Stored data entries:
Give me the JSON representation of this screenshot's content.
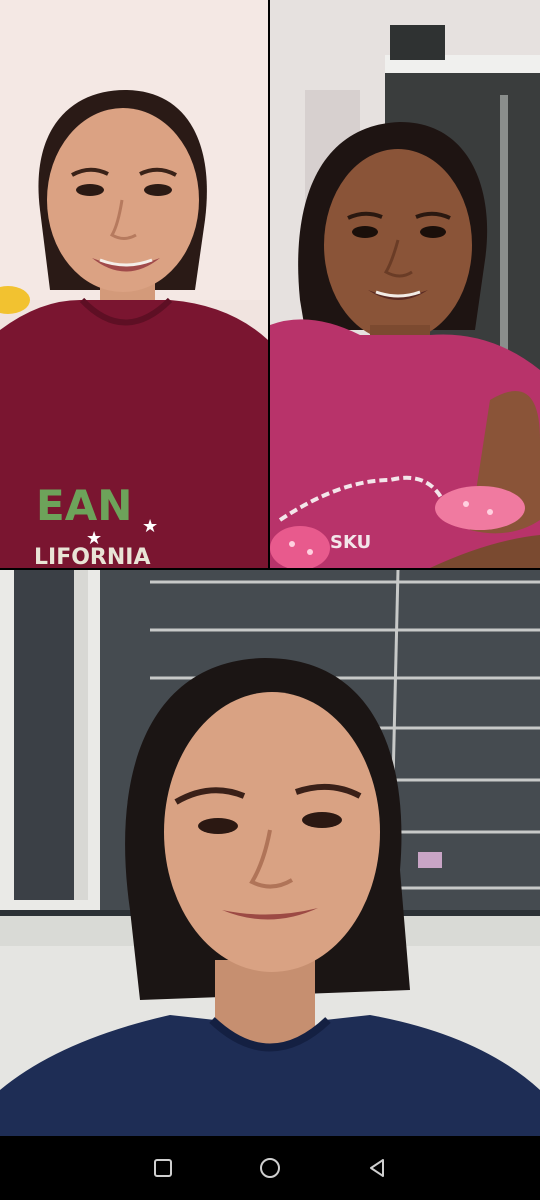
{
  "call": {
    "participants": [
      {
        "tile": "top-left",
        "shirt_color": "#7a1530",
        "shirt_text_line1": "EAN",
        "shirt_text_line2": "LIFORNIA"
      },
      {
        "tile": "top-right",
        "shirt_color": "#b8336a"
      },
      {
        "tile": "bottom",
        "shirt_color": "#1e2d55"
      }
    ]
  },
  "navbar": {
    "buttons": [
      {
        "icon": "square-recents-icon"
      },
      {
        "icon": "circle-home-icon"
      },
      {
        "icon": "triangle-back-icon"
      }
    ]
  },
  "colors": {
    "navbar_bg": "#000000",
    "nav_icon": "#cfcfcf"
  }
}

• YOUR TASK:
Using the records above, output their complete text exactly, minus any images.

• THE REPLY:
Give me the JSON representation of this screenshot's content.
{
  "call": {
    "participants": [
      {
        "tile": "top-left",
        "shirt_color": "#7a1530",
        "shirt_text_line1": "EAN",
        "shirt_text_line2": "LIFORNIA"
      },
      {
        "tile": "top-right",
        "shirt_color": "#b8336a"
      },
      {
        "tile": "bottom",
        "shirt_color": "#1e2d55"
      }
    ]
  },
  "navbar": {
    "buttons": [
      {
        "icon": "square-recents-icon"
      },
      {
        "icon": "circle-home-icon"
      },
      {
        "icon": "triangle-back-icon"
      }
    ]
  },
  "colors": {
    "navbar_bg": "#000000",
    "nav_icon": "#cfcfcf"
  }
}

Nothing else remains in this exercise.